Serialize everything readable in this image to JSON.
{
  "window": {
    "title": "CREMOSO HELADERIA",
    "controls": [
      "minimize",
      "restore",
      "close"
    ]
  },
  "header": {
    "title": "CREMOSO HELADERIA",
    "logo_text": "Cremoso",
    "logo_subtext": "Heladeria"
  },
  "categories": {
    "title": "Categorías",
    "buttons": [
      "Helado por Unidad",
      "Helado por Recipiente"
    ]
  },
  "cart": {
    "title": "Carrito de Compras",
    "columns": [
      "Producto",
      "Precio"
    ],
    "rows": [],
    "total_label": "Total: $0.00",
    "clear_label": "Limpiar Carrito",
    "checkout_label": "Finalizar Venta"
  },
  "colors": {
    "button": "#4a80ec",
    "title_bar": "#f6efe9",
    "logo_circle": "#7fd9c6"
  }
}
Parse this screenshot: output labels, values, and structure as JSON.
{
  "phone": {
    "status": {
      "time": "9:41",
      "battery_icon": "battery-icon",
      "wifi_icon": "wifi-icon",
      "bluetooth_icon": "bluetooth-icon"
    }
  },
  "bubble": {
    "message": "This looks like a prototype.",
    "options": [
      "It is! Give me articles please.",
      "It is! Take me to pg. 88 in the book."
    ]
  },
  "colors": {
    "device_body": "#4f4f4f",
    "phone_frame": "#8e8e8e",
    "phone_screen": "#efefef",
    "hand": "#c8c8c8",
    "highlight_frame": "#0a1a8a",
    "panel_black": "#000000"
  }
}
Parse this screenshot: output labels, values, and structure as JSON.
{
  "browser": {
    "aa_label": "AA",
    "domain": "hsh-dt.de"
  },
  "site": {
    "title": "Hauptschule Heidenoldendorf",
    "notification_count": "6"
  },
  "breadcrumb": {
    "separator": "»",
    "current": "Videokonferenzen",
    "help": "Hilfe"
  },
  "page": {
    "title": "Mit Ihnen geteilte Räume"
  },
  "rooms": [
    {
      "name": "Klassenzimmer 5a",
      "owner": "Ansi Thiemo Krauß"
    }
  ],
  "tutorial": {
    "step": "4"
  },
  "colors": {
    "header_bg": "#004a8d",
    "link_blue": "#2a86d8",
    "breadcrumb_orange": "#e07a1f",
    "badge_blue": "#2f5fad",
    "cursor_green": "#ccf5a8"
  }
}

^^^^^^^^

What the exercise asks => Go through the entries above and copy every line containing "Helado".

Answer to this problem =>
      "Helado por Unidad",
      "Helado por Recipiente"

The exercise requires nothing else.